--- Aim ---
Transcribe all of the records precisely as they are presented.
┌─ Available data
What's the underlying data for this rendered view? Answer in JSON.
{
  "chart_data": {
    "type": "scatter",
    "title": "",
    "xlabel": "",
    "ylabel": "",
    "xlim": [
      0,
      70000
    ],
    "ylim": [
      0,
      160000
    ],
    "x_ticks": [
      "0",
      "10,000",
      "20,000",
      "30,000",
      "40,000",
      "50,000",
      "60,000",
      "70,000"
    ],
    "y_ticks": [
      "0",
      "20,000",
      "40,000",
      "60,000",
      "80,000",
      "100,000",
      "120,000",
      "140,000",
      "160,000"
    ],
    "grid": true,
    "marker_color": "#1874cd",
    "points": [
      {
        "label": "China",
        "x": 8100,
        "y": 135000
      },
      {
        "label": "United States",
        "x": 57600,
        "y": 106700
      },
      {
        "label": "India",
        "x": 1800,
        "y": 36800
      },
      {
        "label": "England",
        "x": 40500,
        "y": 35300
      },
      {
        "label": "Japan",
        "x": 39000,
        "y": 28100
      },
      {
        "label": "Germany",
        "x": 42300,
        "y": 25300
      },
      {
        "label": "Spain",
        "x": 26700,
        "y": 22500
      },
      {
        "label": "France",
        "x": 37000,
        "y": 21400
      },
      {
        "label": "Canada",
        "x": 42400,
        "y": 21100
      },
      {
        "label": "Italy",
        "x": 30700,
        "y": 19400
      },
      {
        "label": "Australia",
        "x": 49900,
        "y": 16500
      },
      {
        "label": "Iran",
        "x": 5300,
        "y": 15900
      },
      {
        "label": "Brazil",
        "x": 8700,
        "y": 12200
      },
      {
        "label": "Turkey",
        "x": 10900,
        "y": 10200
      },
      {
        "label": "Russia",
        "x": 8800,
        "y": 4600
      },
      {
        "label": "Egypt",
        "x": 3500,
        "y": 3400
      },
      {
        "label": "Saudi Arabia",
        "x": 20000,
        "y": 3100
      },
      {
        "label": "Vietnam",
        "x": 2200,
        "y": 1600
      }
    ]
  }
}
└─
--- Exercise result ---
What's the underlying data for this rendered view? Answer in JSON.
{
  "chart_data": {
    "type": "scatter",
    "title": "",
    "xlabel": "",
    "ylabel": "",
    "xlim": [
      0,
      70000
    ],
    "ylim": [
      0,
      160000
    ],
    "x_ticks": [
      "0",
      "10,000",
      "20,000",
      "30,000",
      "40,000",
      "50,000",
      "60,000",
      "70,000"
    ],
    "y_ticks": [
      "0",
      "20,000",
      "40,000",
      "60,000",
      "80,000",
      "100,000",
      "120,000",
      "140,000",
      "160,000"
    ],
    "grid": true,
    "marker_color": "#1874cd",
    "points": [
      {
        "label": "China",
        "x": 8100,
        "y": 135000
      },
      {
        "label": "United States",
        "x": 57600,
        "y": 106700
      },
      {
        "label": "India",
        "x": 1800,
        "y": 36800
      },
      {
        "label": "England",
        "x": 40500,
        "y": 35300
      },
      {
        "label": "Japan",
        "x": 39000,
        "y": 28100
      },
      {
        "label": "Germany",
        "x": 42300,
        "y": 25300
      },
      {
        "label": "Spain",
        "x": 26700,
        "y": 22500
      },
      {
        "label": "France",
        "x": 37000,
        "y": 21400
      },
      {
        "label": "Canada",
        "x": 42400,
        "y": 21100
      },
      {
        "label": "Italy",
        "x": 30700,
        "y": 19400
      },
      {
        "label": "Australia",
        "x": 49900,
        "y": 16500
      },
      {
        "label": "Iran",
        "x": 5300,
        "y": 15900
      },
      {
        "label": "Brazil",
        "x": 8700,
        "y": 12200
      },
      {
        "label": "Turkey",
        "x": 10900,
        "y": 10200
      },
      {
        "label": "Russia",
        "x": 8800,
        "y": 4600
      },
      {
        "label": "Egypt",
        "x": 3500,
        "y": 3400
      },
      {
        "label": "Saudi Arabia",
        "x": 20000,
        "y": 3100
      },
      {
        "label": "Vietnam",
        "x": 2200,
        "y": 1600
      }
    ]
  }
}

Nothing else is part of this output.